## Entries supplied
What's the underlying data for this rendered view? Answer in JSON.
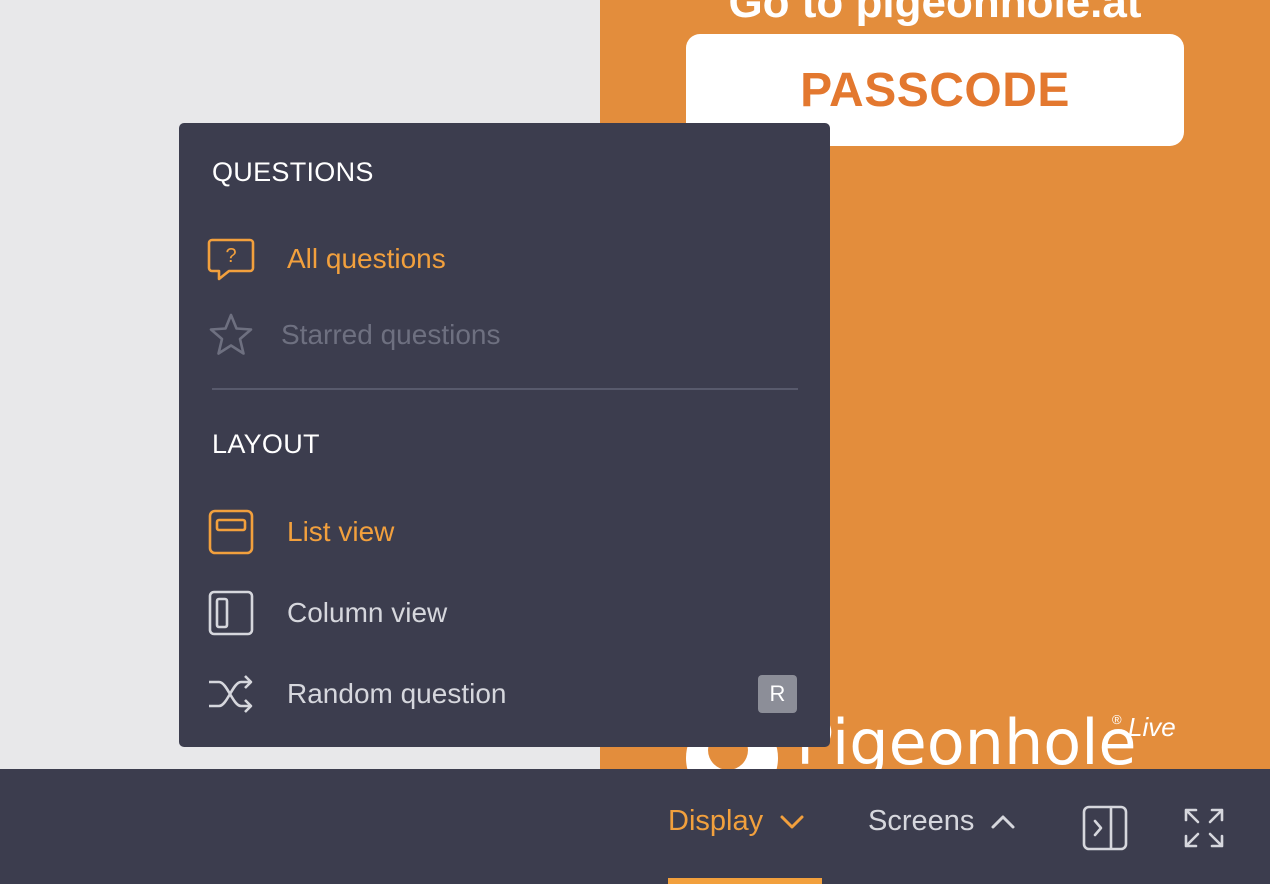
{
  "background": {
    "heading": "Go to pigeonhole.at",
    "passcode": "PASSCODE",
    "brand_name": "Pigeonhole",
    "brand_reg": "®",
    "brand_live": "Live",
    "accent_color": "#e38d3c"
  },
  "menu": {
    "questions_title": "QUESTIONS",
    "questions_items": [
      {
        "label": "All questions",
        "icon": "question-bubble-icon",
        "state": "active"
      },
      {
        "label": "Starred questions",
        "icon": "star-icon",
        "state": "disabled"
      }
    ],
    "layout_title": "LAYOUT",
    "layout_items": [
      {
        "label": "List view",
        "icon": "list-view-icon",
        "state": "active"
      },
      {
        "label": "Column view",
        "icon": "column-view-icon",
        "state": "normal"
      },
      {
        "label": "Random question",
        "icon": "shuffle-icon",
        "state": "normal",
        "shortcut": "R"
      }
    ]
  },
  "bottom_bar": {
    "display_label": "Display",
    "screens_label": "Screens",
    "sidebar_toggle_icon": "sidebar-toggle-icon",
    "fullscreen_icon": "fullscreen-icon",
    "active_color": "#f2a03d"
  }
}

## Exercise goal
Pull every line containing the word "state" out of the material and copy it.

## Full solution
        "state": "active"
        "state": "disabled"
        "state": "active"
        "state": "normal"
        "state": "normal",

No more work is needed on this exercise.